• [EXERCISE INSTRUCTIONS]
Print the complete set of entries exactly.

Collected data:
•••••
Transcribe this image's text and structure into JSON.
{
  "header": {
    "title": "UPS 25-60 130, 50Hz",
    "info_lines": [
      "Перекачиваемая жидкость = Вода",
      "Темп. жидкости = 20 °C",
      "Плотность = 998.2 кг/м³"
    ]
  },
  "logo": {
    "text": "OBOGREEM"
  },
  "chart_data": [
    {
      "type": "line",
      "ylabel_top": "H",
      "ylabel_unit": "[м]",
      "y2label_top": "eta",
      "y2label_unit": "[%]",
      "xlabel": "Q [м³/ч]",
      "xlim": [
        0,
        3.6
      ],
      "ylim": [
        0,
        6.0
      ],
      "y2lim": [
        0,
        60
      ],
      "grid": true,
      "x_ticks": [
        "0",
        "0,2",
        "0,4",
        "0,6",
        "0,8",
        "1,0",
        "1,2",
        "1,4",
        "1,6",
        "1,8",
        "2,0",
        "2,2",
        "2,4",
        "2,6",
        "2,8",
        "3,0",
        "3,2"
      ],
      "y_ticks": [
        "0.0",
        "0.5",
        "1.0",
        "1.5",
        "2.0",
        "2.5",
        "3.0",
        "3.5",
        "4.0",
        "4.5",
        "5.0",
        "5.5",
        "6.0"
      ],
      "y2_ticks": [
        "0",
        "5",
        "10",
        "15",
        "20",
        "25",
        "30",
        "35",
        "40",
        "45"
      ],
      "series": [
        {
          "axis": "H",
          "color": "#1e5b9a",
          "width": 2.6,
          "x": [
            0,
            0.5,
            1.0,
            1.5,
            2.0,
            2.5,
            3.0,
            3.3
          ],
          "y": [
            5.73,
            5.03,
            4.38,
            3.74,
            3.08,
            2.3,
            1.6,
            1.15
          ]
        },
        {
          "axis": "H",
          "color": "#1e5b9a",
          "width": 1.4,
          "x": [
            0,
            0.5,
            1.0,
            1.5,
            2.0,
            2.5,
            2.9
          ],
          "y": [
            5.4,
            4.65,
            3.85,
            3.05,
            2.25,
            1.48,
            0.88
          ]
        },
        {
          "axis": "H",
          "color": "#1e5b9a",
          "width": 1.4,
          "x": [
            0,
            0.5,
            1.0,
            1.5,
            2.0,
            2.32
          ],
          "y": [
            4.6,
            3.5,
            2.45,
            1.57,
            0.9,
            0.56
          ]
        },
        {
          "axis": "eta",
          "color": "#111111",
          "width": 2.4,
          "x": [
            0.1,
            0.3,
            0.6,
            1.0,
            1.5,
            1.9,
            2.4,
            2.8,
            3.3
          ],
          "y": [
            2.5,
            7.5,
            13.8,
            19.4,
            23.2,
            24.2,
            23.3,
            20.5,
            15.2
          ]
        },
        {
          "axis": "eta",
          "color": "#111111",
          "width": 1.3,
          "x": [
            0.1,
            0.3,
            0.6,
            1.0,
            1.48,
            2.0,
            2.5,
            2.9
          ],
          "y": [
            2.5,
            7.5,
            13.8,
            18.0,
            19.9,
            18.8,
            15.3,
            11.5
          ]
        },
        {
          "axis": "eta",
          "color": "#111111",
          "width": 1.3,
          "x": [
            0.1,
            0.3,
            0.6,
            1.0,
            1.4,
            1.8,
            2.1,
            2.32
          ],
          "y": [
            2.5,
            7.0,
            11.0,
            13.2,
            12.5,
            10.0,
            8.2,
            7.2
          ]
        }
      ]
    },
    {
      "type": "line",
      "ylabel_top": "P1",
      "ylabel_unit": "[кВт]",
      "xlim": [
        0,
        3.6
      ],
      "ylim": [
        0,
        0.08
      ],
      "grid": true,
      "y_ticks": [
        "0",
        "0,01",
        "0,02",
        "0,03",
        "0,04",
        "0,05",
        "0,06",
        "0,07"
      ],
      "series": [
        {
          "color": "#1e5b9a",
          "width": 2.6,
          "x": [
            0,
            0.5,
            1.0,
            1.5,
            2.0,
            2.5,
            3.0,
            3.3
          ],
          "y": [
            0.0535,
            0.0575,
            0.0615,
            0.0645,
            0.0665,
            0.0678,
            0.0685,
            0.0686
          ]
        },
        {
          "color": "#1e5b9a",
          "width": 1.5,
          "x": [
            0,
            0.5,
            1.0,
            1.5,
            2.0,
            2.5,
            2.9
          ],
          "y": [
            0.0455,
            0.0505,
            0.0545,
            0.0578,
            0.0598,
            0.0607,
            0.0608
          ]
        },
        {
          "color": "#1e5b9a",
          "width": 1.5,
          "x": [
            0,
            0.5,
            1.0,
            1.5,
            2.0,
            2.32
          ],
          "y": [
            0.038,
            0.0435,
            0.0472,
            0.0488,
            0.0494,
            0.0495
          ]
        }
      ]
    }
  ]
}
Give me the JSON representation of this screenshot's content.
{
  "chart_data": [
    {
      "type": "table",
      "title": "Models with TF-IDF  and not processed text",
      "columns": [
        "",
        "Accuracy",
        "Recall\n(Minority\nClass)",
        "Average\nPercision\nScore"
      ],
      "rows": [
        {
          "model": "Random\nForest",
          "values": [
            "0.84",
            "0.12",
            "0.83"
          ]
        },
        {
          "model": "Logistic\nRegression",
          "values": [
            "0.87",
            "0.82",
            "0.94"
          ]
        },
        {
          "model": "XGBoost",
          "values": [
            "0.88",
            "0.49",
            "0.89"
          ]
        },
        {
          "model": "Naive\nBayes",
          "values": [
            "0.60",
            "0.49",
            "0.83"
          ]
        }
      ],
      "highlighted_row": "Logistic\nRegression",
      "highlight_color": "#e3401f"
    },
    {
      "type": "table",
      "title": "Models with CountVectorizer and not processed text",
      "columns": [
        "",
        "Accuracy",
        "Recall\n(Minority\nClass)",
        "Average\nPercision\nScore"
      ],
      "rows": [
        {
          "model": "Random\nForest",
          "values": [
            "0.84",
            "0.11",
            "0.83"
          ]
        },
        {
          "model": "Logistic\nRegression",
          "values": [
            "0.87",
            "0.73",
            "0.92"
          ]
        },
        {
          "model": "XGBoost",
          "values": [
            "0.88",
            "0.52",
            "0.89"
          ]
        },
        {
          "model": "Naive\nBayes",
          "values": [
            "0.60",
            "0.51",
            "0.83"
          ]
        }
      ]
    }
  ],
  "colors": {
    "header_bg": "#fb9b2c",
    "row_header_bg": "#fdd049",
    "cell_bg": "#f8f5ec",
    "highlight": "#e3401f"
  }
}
•••••
• [RESPONSE]
Transcribe this image's text and structure into JSON.
{
  "header": {
    "title": "UPS 25-60 130, 50Hz",
    "info_lines": [
      "Перекачиваемая жидкость = Вода",
      "Темп. жидкости = 20 °C",
      "Плотность = 998.2 кг/м³"
    ]
  },
  "logo": {
    "text": "OBOGREEM"
  },
  "chart_data": [
    {
      "type": "line",
      "ylabel_top": "H",
      "ylabel_unit": "[м]",
      "y2label_top": "eta",
      "y2label_unit": "[%]",
      "xlabel": "Q [м³/ч]",
      "xlim": [
        0,
        3.6
      ],
      "ylim": [
        0,
        6.0
      ],
      "y2lim": [
        0,
        60
      ],
      "grid": true,
      "x_ticks": [
        "0",
        "0,2",
        "0,4",
        "0,6",
        "0,8",
        "1,0",
        "1,2",
        "1,4",
        "1,6",
        "1,8",
        "2,0",
        "2,2",
        "2,4",
        "2,6",
        "2,8",
        "3,0",
        "3,2"
      ],
      "y_ticks": [
        "0.0",
        "0.5",
        "1.0",
        "1.5",
        "2.0",
        "2.5",
        "3.0",
        "3.5",
        "4.0",
        "4.5",
        "5.0",
        "5.5",
        "6.0"
      ],
      "y2_ticks": [
        "0",
        "5",
        "10",
        "15",
        "20",
        "25",
        "30",
        "35",
        "40",
        "45"
      ],
      "series": [
        {
          "axis": "H",
          "color": "#1e5b9a",
          "width": 2.6,
          "x": [
            0,
            0.5,
            1.0,
            1.5,
            2.0,
            2.5,
            3.0,
            3.3
          ],
          "y": [
            5.73,
            5.03,
            4.38,
            3.74,
            3.08,
            2.3,
            1.6,
            1.15
          ]
        },
        {
          "axis": "H",
          "color": "#1e5b9a",
          "width": 1.4,
          "x": [
            0,
            0.5,
            1.0,
            1.5,
            2.0,
            2.5,
            2.9
          ],
          "y": [
            5.4,
            4.65,
            3.85,
            3.05,
            2.25,
            1.48,
            0.88
          ]
        },
        {
          "axis": "H",
          "color": "#1e5b9a",
          "width": 1.4,
          "x": [
            0,
            0.5,
            1.0,
            1.5,
            2.0,
            2.32
          ],
          "y": [
            4.6,
            3.5,
            2.45,
            1.57,
            0.9,
            0.56
          ]
        },
        {
          "axis": "eta",
          "color": "#111111",
          "width": 2.4,
          "x": [
            0.1,
            0.3,
            0.6,
            1.0,
            1.5,
            1.9,
            2.4,
            2.8,
            3.3
          ],
          "y": [
            2.5,
            7.5,
            13.8,
            19.4,
            23.2,
            24.2,
            23.3,
            20.5,
            15.2
          ]
        },
        {
          "axis": "eta",
          "color": "#111111",
          "width": 1.3,
          "x": [
            0.1,
            0.3,
            0.6,
            1.0,
            1.48,
            2.0,
            2.5,
            2.9
          ],
          "y": [
            2.5,
            7.5,
            13.8,
            18.0,
            19.9,
            18.8,
            15.3,
            11.5
          ]
        },
        {
          "axis": "eta",
          "color": "#111111",
          "width": 1.3,
          "x": [
            0.1,
            0.3,
            0.6,
            1.0,
            1.4,
            1.8,
            2.1,
            2.32
          ],
          "y": [
            2.5,
            7.0,
            11.0,
            13.2,
            12.5,
            10.0,
            8.2,
            7.2
          ]
        }
      ]
    },
    {
      "type": "line",
      "ylabel_top": "P1",
      "ylabel_unit": "[кВт]",
      "xlim": [
        0,
        3.6
      ],
      "ylim": [
        0,
        0.08
      ],
      "grid": true,
      "y_ticks": [
        "0",
        "0,01",
        "0,02",
        "0,03",
        "0,04",
        "0,05",
        "0,06",
        "0,07"
      ],
      "series": [
        {
          "color": "#1e5b9a",
          "width": 2.6,
          "x": [
            0,
            0.5,
            1.0,
            1.5,
            2.0,
            2.5,
            3.0,
            3.3
          ],
          "y": [
            0.0535,
            0.0575,
            0.0615,
            0.0645,
            0.0665,
            0.0678,
            0.0685,
            0.0686
          ]
        },
        {
          "color": "#1e5b9a",
          "width": 1.5,
          "x": [
            0,
            0.5,
            1.0,
            1.5,
            2.0,
            2.5,
            2.9
          ],
          "y": [
            0.0455,
            0.0505,
            0.0545,
            0.0578,
            0.0598,
            0.0607,
            0.0608
          ]
        },
        {
          "color": "#1e5b9a",
          "width": 1.5,
          "x": [
            0,
            0.5,
            1.0,
            1.5,
            2.0,
            2.32
          ],
          "y": [
            0.038,
            0.0435,
            0.0472,
            0.0488,
            0.0494,
            0.0495
          ]
        }
      ]
    }
  ]
}
Give me the JSON representation of this screenshot's content.
{
  "chart_data": [
    {
      "type": "table",
      "title": "Models with TF-IDF  and not processed text",
      "columns": [
        "",
        "Accuracy",
        "Recall\n(Minority\nClass)",
        "Average\nPercision\nScore"
      ],
      "rows": [
        {
          "model": "Random\nForest",
          "values": [
            "0.84",
            "0.12",
            "0.83"
          ]
        },
        {
          "model": "Logistic\nRegression",
          "values": [
            "0.87",
            "0.82",
            "0.94"
          ]
        },
        {
          "model": "XGBoost",
          "values": [
            "0.88",
            "0.49",
            "0.89"
          ]
        },
        {
          "model": "Naive\nBayes",
          "values": [
            "0.60",
            "0.49",
            "0.83"
          ]
        }
      ],
      "highlighted_row": "Logistic\nRegression",
      "highlight_color": "#e3401f"
    },
    {
      "type": "table",
      "title": "Models with CountVectorizer and not processed text",
      "columns": [
        "",
        "Accuracy",
        "Recall\n(Minority\nClass)",
        "Average\nPercision\nScore"
      ],
      "rows": [
        {
          "model": "Random\nForest",
          "values": [
            "0.84",
            "0.11",
            "0.83"
          ]
        },
        {
          "model": "Logistic\nRegression",
          "values": [
            "0.87",
            "0.73",
            "0.92"
          ]
        },
        {
          "model": "XGBoost",
          "values": [
            "0.88",
            "0.52",
            "0.89"
          ]
        },
        {
          "model": "Naive\nBayes",
          "values": [
            "0.60",
            "0.51",
            "0.83"
          ]
        }
      ]
    }
  ],
  "colors": {
    "header_bg": "#fb9b2c",
    "row_header_bg": "#fdd049",
    "cell_bg": "#f8f5ec",
    "highlight": "#e3401f"
  }
}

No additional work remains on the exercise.